*Work to be completed*. Leave the pictures out and print every record below exactly as it stands.
╭─ Given information
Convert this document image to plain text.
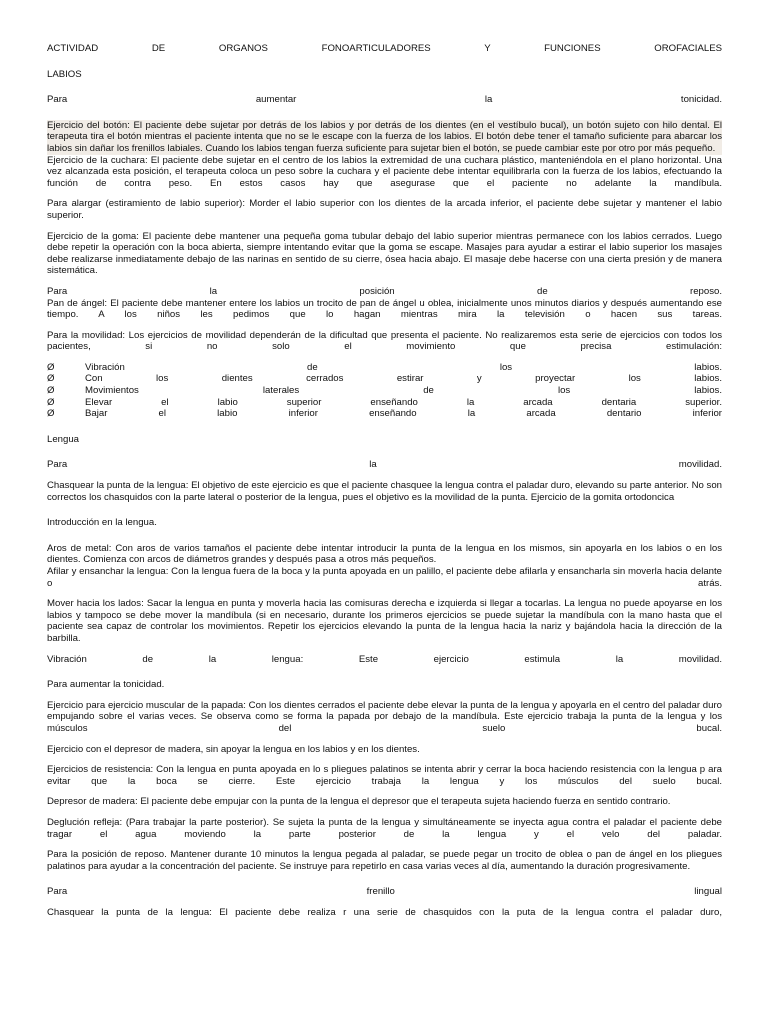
ACTIVIDAD DE ORGANOS FONOARTICULADORES Y FUNCIONES OROFACIALES

LABIOS

Para aumentar la tonicidad.

Ejercicio del botón: El paciente debe sujetar por detrás de los labios y por detrás de los dientes (en el vestíbulo bucal), un botón sujeto con hilo dental. El terapeuta tira el botón mientras el paciente intenta que no se le escape con la fuerza de los labios. El botón debe tener el tamaño suficiente para abarcar los labios sin dañar los frenillos labiales. Cuando los labios tengan fuerza suficiente para sujetar bien el botón, se puede cambiar este por otro por más pequeño.

Ejercicio de la cuchara: El paciente debe sujetar en el centro de los labios la extremidad de una cuchara plástico, manteniéndola en el plano horizontal. Una vez alcanzada esta posición, el terapeuta coloca un peso sobre la cuchara y el paciente debe intentar equilibrarla con la fuerza de los labios, efectuando la función de contra peso. En estos casos hay que asegurase que el paciente no adelante la mandíbula.

Para alargar (estiramiento de labio superior): Morder el labio superior con los dientes de la arcada inferior, el paciente debe sujetar y mantener el labio superior.

Ejercicio de la goma: El paciente debe mantener una pequeña goma tubular debajo del labio superior mientras permanece con los labios cerrados. Luego debe repetir la operación con la boca abierta, siempre intentando evitar que la goma se escape. Masajes para ayudar a estirar el labio superior los masajes debe realizarse inmediatamente debajo de las narinas en sentido de su cierre, ósea hacia abajo. El masaje debe hacerse con una cierta presión y de manera sistemática.

Para la posición de reposo.

Pan de ángel: El paciente debe mantener entere los labios un trocito de pan de ángel u oblea, inicialmente unos minutos diarios y después aumentando ese tiempo. A los niños les pedimos que lo hagan mientras mira la televisión o hacen sus tareas.

Para la movilidad: Los ejercicios de movilidad dependerán de la dificultad que presenta el paciente. No realizaremos esta serie de ejercicios con todos los pacientes, si no solo el movimiento que precisa estimulación:

Ø	Vibración de los labios.
Ø	Con los dientes cerrados estirar y proyectar los labios.
Ø	Movimientos laterales de los labios.
Ø	Elevar el labio superior enseñando la arcada dentaria superior.
Ø	Bajar el labio inferior enseñando la arcada dentario inferior

Lengua

Para la movilidad.

Chasquear la punta de la lengua: El objetivo de este ejercicio es que el paciente chasquee la lengua contra el paladar duro, elevando su parte anterior. No son correctos los chasquidos con la parte lateral o posterior de la lengua, pues el objetivo es la movilidad de la punta. Ejercicio de la gomita ortodoncica

Introducción en la lengua.

Aros de metal: Con aros de varios tamaños el paciente debe intentar introducir la punta de la lengua en los mismos, sin apoyarla en los labios o en los dientes. Comienza con arcos de diámetros grandes y después pasa a otros más pequeños.

Afilar y ensanchar la lengua: Con la lengua fuera de la boca y la punta apoyada en un palillo, el paciente debe afilarla y ensancharla sin moverla hacia delante o atrás.

Mover hacia los lados: Sacar la lengua en punta y moverla hacia las comisuras derecha e izquierda si llegar a tocarlas. La lengua no puede apoyarse en los labios y tampoco se debe mover la mandíbula (si en necesario, durante los primeros ejercicios se puede sujetar la mandíbula con la mano hasta que el paciente sea capaz de controlar los movimientos. Repetir los ejercicios elevando la punta de la lengua hacia la nariz y bajándola hacia la dirección de la barbilla.

Vibración de la lengua: Este ejercicio estimula la movilidad.

Para aumentar la tonicidad.

Ejercicio para ejercicio muscular de la papada: Con los dientes cerrados el paciente debe elevar la punta de la lengua y apoyarla en el centro del paladar duro empujando sobre el varias veces. Se observa como se forma la papada por debajo de la mandíbula. Este ejercicio trabaja la punta de la lengua y los músculos del suelo bucal.

Ejercicio con el depresor de madera, sin apoyar la lengua en los labios y en los dientes.

Ejercicios de resistencia: Con la lengua en punta apoyada en lo s pliegues palatinos se intenta abrir y cerrar la boca haciendo resistencia con la lengua p ara evitar que la boca se cierre. Este ejercicio trabaja la lengua y los músculos del suelo bucal.

Depresor de madera: El paciente debe empujar con la punta de la lengua el depresor que el terapeuta sujeta haciendo fuerza en sentido contrario.

Deglución refleja: (Para trabajar la parte posterior). Se sujeta la punta de la lengua y simultáneamente se inyecta agua contra el paladar el paciente debe tragar el agua moviendo la parte posterior de la lengua y el velo del paladar.

Para la posición de reposo. Mantener durante 10 minutos la lengua pegada al paladar, se puede pegar un trocito de oblea o pan de ángel en los pliegues palatinos para ayudar a la concentración del paciente. Se instruye para repetirlo en casa varias veces al día, aumentando la duración progresivamente.

Para frenillo lingual

Chasquear la punta de la lengua: El paciente debe realiza r una serie de chasquidos con la puta de la lengua contra el paladar duro,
╰─
*The result*.
Convert this document image to plain text.
ACTIVIDAD DE ORGANOS FONOARTICULADORES Y FUNCIONES OROFACIALES

LABIOS

Para aumentar la tonicidad.

Ejercicio del botón: El paciente debe sujetar por detrás de los labios y por detrás de los dientes (en el vestíbulo bucal), un botón sujeto con hilo dental. El terapeuta tira el botón mientras el paciente intenta que no se le escape con la fuerza de los labios. El botón debe tener el tamaño suficiente para abarcar los labios sin dañar los frenillos labiales. Cuando los labios tengan fuerza suficiente para sujetar bien el botón, se puede cambiar este por otro por más pequeño.

Ejercicio de la cuchara: El paciente debe sujetar en el centro de los labios la extremidad de una cuchara plástico, manteniéndola en el plano horizontal. Una vez alcanzada esta posición, el terapeuta coloca un peso sobre la cuchara y el paciente debe intentar equilibrarla con la fuerza de los labios, efectuando la función de contra peso. En estos casos hay que asegurase que el paciente no adelante la mandíbula.

Para alargar (estiramiento de labio superior): Morder el labio superior con los dientes de la arcada inferior, el paciente debe sujetar y mantener el labio superior.

Ejercicio de la goma: El paciente debe mantener una pequeña goma tubular debajo del labio superior mientras permanece con los labios cerrados. Luego debe repetir la operación con la boca abierta, siempre intentando evitar que la goma se escape. Masajes para ayudar a estirar el labio superior los masajes debe realizarse inmediatamente debajo de las narinas en sentido de su cierre, ósea hacia abajo. El masaje debe hacerse con una cierta presión y de manera sistemática.

Para la posición de reposo.

Pan de ángel: El paciente debe mantener entere los labios un trocito de pan de ángel u oblea, inicialmente unos minutos diarios y después aumentando ese tiempo. A los niños les pedimos que lo hagan mientras mira la televisión o hacen sus tareas.

Para la movilidad: Los ejercicios de movilidad dependerán de la dificultad que presenta el paciente. No realizaremos esta serie de ejercicios con todos los pacientes, si no solo el movimiento que precisa estimulación:

Ø	Vibración de los labios.
Ø	Con los dientes cerrados estirar y proyectar los labios.
Ø	Movimientos laterales de los labios.
Ø	Elevar el labio superior enseñando la arcada dentaria superior.
Ø	Bajar el labio inferior enseñando la arcada dentario inferior

Lengua

Para la movilidad.

Chasquear la punta de la lengua: El objetivo de este ejercicio es que el paciente chasquee la lengua contra el paladar duro, elevando su parte anterior. No son correctos los chasquidos con la parte lateral o posterior de la lengua, pues el objetivo es la movilidad de la punta. Ejercicio de la gomita ortodoncica

Introducción en la lengua.

Aros de metal: Con aros de varios tamaños el paciente debe intentar introducir la punta de la lengua en los mismos, sin apoyarla en los labios o en los dientes. Comienza con arcos de diámetros grandes y después pasa a otros más pequeños.

Afilar y ensanchar la lengua: Con la lengua fuera de la boca y la punta apoyada en un palillo, el paciente debe afilarla y ensancharla sin moverla hacia delante o atrás.

Mover hacia los lados: Sacar la lengua en punta y moverla hacia las comisuras derecha e izquierda si llegar a tocarlas. La lengua no puede apoyarse en los labios y tampoco se debe mover la mandíbula (si en necesario, durante los primeros ejercicios se puede sujetar la mandíbula con la mano hasta que el paciente sea capaz de controlar los movimientos. Repetir los ejercicios elevando la punta de la lengua hacia la nariz y bajándola hacia la dirección de la barbilla.

Vibración de la lengua: Este ejercicio estimula la movilidad.

Para aumentar la tonicidad.

Ejercicio para ejercicio muscular de la papada: Con los dientes cerrados el paciente debe elevar la punta de la lengua y apoyarla en el centro del paladar duro empujando sobre el varias veces. Se observa como se forma la papada por debajo de la mandíbula. Este ejercicio trabaja la punta de la lengua y los músculos del suelo bucal.

Ejercicio con el depresor de madera, sin apoyar la lengua en los labios y en los dientes.

Ejercicios de resistencia: Con la lengua en punta apoyada en lo s pliegues palatinos se intenta abrir y cerrar la boca haciendo resistencia con la lengua p ara evitar que la boca se cierre. Este ejercicio trabaja la lengua y los músculos del suelo bucal.

Depresor de madera: El paciente debe empujar con la punta de la lengua el depresor que el terapeuta sujeta haciendo fuerza en sentido contrario.

Deglución refleja: (Para trabajar la parte posterior). Se sujeta la punta de la lengua y simultáneamente se inyecta agua contra el paladar el paciente debe tragar el agua moviendo la parte posterior de la lengua y el velo del paladar.

Para la posición de reposo. Mantener durante 10 minutos la lengua pegada al paladar, se puede pegar un trocito de oblea o pan de ángel en los pliegues palatinos para ayudar a la concentración del paciente. Se instruye para repetirlo en casa varias veces al día, aumentando la duración progresivamente.

Para frenillo lingual

Chasquear la punta de la lengua: El paciente debe realiza r una serie de chasquidos con la puta de la lengua contra el paladar duro,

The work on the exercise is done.